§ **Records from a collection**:
_ _ _ _ _ _ _

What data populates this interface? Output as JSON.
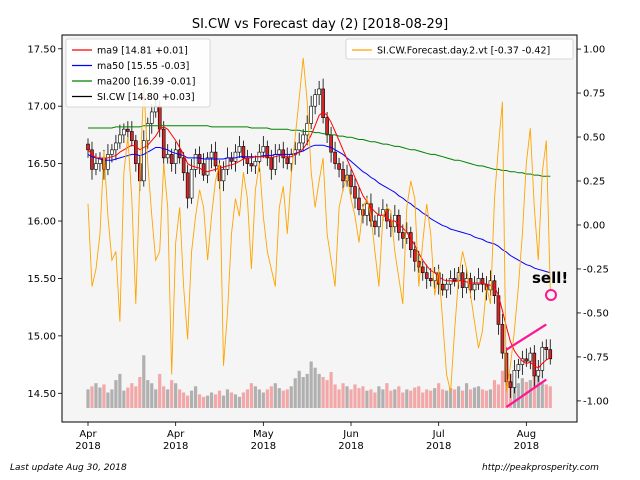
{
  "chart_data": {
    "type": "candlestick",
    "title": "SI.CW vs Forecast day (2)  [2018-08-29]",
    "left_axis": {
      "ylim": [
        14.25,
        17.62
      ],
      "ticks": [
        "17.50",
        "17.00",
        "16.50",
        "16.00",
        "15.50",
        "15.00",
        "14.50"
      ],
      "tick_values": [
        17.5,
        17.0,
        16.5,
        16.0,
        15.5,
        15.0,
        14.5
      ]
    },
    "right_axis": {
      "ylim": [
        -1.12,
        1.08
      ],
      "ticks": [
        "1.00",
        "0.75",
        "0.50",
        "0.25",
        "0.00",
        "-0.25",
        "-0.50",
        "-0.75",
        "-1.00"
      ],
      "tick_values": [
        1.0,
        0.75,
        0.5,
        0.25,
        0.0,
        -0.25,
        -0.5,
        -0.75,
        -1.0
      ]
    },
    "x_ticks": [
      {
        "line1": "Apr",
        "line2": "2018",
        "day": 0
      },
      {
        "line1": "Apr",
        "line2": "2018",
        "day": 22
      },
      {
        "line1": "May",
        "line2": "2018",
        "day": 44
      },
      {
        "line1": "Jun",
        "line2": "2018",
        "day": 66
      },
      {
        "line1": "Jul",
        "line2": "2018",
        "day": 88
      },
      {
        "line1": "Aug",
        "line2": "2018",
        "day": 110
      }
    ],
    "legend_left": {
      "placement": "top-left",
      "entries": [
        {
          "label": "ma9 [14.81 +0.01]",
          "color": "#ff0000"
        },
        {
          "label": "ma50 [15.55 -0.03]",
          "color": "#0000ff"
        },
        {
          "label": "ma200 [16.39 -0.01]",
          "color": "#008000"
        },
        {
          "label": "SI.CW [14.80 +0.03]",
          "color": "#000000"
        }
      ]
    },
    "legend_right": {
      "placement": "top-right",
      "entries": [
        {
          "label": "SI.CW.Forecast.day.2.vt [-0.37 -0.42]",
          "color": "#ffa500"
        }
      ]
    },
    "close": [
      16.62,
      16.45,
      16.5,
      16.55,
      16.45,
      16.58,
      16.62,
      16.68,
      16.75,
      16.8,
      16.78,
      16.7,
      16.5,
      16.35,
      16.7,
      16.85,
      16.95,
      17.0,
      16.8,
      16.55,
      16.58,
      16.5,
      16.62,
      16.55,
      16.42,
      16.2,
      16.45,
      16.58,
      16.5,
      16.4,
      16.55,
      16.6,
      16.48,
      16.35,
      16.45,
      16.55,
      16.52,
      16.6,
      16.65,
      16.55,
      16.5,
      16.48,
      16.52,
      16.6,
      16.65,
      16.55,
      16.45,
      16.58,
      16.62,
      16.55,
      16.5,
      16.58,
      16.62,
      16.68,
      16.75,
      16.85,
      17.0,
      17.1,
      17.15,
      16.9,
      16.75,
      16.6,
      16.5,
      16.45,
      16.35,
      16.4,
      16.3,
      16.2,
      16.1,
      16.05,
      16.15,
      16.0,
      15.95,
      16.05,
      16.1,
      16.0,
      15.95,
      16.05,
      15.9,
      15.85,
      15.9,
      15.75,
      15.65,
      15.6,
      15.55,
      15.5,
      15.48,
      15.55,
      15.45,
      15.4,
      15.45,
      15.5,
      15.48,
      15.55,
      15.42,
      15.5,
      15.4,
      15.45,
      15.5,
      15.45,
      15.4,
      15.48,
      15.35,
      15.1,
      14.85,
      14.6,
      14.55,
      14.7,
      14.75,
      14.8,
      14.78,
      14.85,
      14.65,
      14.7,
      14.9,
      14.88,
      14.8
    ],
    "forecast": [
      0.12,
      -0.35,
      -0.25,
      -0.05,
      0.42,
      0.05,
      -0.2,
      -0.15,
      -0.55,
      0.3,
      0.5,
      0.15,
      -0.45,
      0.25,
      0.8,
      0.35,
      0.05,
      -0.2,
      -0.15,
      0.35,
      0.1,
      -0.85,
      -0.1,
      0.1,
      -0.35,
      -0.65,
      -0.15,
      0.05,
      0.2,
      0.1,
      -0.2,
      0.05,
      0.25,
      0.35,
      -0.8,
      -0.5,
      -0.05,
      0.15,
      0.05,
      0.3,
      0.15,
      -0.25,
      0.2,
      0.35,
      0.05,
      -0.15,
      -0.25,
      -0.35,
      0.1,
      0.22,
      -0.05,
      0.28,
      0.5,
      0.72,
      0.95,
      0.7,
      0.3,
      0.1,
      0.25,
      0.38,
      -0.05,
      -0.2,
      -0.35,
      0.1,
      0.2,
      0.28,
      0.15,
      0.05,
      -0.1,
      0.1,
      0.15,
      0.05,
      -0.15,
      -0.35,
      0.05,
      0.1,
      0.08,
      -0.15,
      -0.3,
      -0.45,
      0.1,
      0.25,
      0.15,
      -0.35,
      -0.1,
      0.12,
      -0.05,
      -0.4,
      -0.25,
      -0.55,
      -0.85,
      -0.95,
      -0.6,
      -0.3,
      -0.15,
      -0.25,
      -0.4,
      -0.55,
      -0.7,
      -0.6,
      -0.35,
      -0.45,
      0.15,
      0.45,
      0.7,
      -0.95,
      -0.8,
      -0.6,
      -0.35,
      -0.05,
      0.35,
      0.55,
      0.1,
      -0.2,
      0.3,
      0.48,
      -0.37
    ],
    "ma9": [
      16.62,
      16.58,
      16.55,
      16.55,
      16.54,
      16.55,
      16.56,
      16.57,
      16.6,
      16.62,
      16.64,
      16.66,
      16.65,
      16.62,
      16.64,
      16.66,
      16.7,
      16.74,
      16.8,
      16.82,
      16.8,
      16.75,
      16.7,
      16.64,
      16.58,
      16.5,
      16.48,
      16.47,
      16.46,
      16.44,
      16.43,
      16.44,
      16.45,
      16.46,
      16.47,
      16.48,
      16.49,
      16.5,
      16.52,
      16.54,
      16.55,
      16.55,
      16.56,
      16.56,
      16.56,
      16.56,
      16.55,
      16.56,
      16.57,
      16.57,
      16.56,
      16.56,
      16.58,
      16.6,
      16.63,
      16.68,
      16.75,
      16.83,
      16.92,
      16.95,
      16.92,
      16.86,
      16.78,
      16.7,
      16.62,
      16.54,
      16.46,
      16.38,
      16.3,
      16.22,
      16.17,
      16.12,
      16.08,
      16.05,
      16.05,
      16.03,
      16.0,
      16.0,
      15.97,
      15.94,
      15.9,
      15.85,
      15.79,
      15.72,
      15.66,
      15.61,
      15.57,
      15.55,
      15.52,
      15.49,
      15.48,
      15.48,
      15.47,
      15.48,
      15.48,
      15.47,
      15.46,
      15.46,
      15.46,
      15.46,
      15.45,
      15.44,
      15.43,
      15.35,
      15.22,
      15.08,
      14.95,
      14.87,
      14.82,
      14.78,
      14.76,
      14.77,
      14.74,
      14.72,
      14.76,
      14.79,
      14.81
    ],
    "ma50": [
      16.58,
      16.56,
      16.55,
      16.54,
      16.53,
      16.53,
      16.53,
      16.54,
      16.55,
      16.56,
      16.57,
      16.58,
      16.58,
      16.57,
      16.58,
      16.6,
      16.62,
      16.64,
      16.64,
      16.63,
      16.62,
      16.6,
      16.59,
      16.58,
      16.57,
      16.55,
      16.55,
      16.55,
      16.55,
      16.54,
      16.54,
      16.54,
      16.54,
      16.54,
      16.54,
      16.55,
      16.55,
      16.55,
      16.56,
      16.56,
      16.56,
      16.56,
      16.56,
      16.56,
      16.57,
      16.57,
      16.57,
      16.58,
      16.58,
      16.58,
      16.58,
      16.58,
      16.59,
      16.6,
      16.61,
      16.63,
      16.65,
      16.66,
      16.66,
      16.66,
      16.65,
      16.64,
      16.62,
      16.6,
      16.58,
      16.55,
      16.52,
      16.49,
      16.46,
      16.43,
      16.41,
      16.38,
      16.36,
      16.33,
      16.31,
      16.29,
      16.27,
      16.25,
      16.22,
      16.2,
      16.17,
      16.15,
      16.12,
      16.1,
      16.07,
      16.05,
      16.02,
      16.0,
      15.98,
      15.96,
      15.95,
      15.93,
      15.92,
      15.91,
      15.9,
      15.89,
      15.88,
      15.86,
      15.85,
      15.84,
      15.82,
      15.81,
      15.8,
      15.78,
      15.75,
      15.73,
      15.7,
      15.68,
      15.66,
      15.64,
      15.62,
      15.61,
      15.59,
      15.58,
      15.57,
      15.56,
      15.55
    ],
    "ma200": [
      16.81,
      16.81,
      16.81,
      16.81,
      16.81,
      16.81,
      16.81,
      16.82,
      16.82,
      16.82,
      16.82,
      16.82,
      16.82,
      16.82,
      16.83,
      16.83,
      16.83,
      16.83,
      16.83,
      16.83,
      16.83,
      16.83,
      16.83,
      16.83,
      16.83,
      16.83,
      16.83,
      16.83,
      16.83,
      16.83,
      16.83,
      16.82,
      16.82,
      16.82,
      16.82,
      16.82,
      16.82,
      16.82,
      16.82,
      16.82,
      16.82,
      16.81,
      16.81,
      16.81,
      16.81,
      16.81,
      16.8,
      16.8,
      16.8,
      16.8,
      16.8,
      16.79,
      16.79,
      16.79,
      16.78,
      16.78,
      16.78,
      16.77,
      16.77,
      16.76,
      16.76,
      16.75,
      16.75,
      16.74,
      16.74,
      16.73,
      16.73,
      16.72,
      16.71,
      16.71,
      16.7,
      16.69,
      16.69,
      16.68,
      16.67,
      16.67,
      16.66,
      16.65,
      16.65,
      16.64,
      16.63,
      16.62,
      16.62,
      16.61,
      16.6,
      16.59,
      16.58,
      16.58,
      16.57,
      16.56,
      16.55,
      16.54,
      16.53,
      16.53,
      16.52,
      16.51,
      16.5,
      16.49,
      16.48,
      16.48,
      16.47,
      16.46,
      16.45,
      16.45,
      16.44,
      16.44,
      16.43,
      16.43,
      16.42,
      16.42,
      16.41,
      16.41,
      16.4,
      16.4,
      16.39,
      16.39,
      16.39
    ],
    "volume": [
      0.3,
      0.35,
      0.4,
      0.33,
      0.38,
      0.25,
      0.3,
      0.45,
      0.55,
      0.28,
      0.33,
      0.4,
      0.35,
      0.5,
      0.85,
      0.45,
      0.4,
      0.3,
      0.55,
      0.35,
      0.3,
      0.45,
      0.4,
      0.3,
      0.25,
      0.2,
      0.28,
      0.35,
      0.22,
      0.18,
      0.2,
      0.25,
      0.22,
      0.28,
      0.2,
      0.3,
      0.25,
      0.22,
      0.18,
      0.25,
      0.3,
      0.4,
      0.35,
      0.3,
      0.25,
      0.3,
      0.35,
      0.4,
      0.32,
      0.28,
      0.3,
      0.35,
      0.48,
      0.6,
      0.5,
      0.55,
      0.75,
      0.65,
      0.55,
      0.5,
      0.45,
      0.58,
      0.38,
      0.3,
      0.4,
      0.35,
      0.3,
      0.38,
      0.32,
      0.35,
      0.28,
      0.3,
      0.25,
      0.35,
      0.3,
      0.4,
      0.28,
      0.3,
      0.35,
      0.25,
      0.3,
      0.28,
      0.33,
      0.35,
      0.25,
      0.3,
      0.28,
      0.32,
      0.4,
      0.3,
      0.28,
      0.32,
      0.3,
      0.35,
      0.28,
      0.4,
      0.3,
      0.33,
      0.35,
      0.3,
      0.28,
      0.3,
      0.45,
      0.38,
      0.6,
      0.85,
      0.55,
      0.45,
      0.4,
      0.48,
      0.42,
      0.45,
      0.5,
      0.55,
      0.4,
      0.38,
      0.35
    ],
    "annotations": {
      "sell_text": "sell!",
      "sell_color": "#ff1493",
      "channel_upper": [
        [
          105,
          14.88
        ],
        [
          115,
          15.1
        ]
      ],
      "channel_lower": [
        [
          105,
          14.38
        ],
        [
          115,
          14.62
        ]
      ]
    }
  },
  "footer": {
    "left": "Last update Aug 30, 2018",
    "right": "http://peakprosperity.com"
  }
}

_ _ _ _ _ _ _

§ **TASK DIRECTIONS**: Locate the word "placement" in the data above. Copy every line carrying it.

§ **OUTPUT FOR THIS EXERCISE**:
      "placement": "top-left",
      "placement": "top-right",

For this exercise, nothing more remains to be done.